[The exercise]:
Scan the records below for the word "JSON" and give only the number of lines that hold it.

[Provided data]:
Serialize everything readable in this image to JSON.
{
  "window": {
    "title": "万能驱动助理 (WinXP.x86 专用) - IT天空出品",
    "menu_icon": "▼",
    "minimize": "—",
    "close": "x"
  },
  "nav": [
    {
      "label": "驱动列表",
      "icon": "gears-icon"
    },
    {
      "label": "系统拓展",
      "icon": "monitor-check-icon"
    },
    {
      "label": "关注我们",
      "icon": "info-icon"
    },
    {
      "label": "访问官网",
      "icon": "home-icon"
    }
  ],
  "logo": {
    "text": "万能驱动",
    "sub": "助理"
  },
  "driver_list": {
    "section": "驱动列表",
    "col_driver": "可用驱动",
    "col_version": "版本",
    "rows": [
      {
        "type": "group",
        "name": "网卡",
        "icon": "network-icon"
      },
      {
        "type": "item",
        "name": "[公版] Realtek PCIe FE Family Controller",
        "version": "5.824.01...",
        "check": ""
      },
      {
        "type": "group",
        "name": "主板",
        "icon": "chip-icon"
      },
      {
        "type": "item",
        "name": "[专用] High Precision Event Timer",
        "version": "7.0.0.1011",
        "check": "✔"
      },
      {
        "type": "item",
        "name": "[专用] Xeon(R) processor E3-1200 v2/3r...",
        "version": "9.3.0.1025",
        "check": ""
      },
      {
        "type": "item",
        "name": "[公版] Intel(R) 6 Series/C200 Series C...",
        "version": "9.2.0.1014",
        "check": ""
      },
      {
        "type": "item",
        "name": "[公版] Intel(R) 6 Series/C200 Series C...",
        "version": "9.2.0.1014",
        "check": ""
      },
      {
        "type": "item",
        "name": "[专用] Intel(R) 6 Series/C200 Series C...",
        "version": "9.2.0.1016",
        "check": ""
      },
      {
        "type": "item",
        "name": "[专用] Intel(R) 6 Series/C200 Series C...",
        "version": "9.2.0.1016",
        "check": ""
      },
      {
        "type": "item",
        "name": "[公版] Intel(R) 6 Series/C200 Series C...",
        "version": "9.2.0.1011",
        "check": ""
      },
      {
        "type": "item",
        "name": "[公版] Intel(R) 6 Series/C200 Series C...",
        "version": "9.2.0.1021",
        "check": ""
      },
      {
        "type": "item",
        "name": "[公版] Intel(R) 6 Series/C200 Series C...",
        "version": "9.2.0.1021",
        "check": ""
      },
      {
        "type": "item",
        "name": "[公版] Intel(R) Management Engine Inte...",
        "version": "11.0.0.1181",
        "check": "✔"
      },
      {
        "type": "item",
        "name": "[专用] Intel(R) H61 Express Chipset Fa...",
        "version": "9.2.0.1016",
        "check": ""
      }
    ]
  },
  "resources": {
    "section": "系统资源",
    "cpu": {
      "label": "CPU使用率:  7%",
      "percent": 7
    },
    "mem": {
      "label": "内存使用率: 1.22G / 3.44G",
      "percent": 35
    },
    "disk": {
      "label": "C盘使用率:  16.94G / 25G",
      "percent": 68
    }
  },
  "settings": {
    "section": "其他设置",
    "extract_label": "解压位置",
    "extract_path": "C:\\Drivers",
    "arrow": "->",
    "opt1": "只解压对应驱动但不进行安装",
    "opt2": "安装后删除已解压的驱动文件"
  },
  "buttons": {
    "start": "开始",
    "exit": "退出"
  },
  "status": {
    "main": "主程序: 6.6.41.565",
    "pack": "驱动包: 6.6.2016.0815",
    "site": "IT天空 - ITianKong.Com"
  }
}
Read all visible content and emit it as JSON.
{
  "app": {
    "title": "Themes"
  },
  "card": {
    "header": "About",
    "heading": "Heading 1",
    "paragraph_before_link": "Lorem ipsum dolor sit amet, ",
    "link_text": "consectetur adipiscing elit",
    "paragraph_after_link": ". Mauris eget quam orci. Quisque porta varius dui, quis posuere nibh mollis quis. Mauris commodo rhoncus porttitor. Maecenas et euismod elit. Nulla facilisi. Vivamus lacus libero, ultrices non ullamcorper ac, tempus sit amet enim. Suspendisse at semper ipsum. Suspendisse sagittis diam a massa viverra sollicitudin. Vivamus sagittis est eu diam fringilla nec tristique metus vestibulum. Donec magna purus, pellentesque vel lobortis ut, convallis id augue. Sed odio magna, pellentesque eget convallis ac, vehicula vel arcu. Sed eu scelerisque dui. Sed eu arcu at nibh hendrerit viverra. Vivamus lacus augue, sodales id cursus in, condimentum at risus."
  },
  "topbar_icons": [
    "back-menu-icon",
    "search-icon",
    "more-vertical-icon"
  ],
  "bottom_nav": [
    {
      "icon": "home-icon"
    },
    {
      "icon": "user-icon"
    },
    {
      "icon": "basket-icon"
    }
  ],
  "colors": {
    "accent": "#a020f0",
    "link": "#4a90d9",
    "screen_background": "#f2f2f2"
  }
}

[Answer to the problem]:
2